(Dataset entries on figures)
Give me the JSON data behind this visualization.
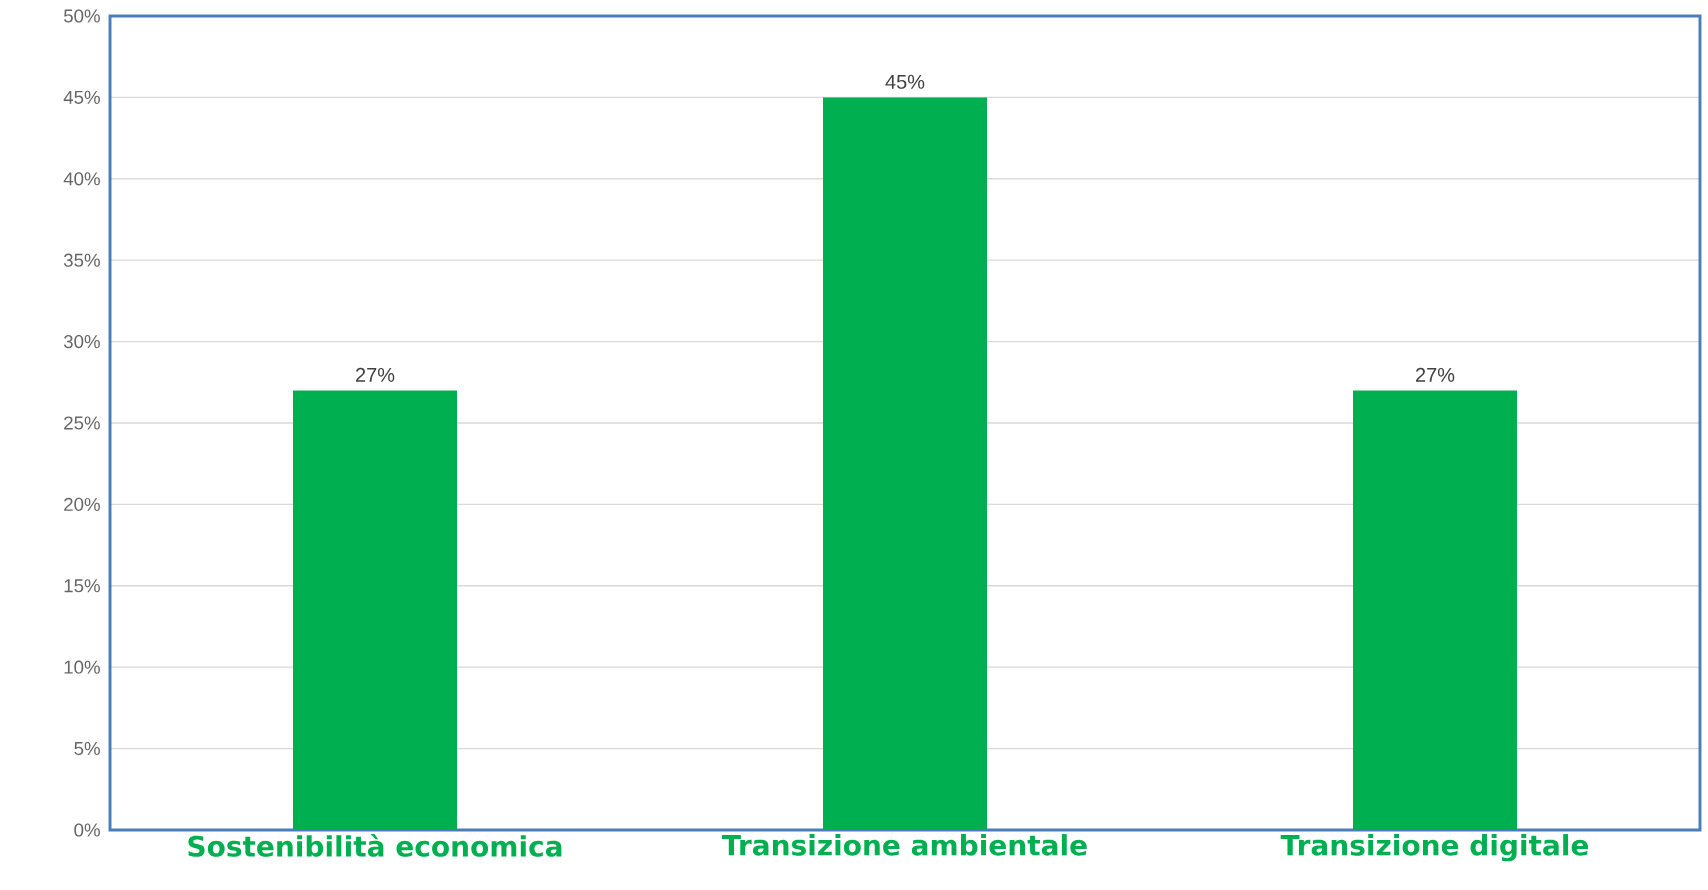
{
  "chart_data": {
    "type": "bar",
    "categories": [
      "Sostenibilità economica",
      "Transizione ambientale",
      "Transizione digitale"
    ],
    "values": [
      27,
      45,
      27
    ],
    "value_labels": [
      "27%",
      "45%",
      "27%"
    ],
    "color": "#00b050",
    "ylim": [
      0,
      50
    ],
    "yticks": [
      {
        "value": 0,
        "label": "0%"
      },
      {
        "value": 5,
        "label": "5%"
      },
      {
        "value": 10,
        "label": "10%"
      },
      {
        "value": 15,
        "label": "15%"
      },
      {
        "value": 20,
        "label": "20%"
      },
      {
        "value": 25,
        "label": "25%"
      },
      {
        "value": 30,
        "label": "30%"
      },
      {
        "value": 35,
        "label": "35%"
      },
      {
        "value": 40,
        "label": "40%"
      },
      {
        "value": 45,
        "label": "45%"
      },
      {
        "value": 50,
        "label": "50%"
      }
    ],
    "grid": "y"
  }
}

---

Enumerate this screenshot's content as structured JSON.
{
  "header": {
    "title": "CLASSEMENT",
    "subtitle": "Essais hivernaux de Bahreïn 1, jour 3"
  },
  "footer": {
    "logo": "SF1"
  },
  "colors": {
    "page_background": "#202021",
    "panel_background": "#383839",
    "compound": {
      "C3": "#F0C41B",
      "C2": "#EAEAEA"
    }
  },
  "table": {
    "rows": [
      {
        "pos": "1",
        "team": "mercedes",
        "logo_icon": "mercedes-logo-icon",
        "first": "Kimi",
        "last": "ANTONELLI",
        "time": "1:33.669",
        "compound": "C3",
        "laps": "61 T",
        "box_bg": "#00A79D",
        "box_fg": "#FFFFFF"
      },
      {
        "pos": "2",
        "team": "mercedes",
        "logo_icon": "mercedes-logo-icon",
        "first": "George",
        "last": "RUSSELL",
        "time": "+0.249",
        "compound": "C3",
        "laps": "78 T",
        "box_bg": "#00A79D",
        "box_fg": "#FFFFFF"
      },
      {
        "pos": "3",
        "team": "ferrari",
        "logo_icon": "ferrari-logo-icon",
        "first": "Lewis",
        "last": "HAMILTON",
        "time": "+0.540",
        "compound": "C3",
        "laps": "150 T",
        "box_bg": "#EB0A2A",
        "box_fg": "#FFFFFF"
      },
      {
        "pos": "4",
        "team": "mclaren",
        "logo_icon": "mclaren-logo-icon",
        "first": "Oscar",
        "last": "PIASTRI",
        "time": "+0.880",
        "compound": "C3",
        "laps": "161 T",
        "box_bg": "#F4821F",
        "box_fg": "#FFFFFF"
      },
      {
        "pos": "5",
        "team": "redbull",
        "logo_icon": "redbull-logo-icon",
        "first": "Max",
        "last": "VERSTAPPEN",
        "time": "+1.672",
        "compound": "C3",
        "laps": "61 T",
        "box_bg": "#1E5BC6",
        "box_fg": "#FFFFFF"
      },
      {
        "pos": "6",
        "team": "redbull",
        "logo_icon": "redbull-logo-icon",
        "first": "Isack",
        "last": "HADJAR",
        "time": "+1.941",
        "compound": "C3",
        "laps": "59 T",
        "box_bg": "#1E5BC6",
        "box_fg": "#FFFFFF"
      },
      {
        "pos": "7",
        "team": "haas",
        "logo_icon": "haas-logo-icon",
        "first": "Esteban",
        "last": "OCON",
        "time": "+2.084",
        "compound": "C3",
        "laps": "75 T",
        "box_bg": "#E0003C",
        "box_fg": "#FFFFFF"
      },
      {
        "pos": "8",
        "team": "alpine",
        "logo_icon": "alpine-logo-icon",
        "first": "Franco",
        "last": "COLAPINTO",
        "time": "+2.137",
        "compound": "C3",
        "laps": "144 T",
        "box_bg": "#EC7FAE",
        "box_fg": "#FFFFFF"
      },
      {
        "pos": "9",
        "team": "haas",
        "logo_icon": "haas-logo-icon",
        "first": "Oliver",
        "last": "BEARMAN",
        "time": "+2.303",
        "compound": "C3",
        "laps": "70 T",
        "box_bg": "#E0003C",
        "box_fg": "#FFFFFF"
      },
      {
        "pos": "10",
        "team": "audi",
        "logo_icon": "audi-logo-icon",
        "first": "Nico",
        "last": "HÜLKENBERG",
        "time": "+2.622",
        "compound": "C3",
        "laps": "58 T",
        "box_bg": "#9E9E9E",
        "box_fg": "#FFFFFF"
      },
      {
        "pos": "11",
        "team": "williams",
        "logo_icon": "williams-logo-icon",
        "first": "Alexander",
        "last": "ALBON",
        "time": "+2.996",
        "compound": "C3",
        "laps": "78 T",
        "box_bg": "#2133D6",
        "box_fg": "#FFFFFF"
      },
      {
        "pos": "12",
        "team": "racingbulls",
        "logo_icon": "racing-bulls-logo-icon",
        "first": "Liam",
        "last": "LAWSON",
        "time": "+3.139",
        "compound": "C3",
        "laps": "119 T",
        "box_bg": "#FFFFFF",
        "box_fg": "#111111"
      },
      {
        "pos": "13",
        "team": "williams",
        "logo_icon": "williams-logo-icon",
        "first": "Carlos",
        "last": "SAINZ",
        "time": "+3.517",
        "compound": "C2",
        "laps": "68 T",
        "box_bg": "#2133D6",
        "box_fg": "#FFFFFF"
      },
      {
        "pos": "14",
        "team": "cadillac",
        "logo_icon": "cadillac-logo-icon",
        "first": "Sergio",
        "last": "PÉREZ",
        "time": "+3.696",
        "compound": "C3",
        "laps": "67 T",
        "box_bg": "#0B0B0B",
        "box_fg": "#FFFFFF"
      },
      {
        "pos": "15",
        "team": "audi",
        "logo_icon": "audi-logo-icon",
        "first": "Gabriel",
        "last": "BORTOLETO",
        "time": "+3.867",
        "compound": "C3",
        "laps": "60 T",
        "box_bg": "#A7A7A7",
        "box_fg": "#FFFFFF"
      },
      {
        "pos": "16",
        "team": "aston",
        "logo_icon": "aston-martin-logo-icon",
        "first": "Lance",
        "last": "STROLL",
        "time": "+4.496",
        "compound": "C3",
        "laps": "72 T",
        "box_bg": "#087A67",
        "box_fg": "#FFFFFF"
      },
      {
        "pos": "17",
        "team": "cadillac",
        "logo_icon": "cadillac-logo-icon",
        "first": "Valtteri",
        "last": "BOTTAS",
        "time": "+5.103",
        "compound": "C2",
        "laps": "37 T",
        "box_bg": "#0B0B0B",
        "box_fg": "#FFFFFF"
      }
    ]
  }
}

■ **Exercise**: Which lines contain the word "ferrari"? Copy each one.

■ **The result**:
        "team": "ferrari",
        "logo_icon": "ferrari-logo-icon",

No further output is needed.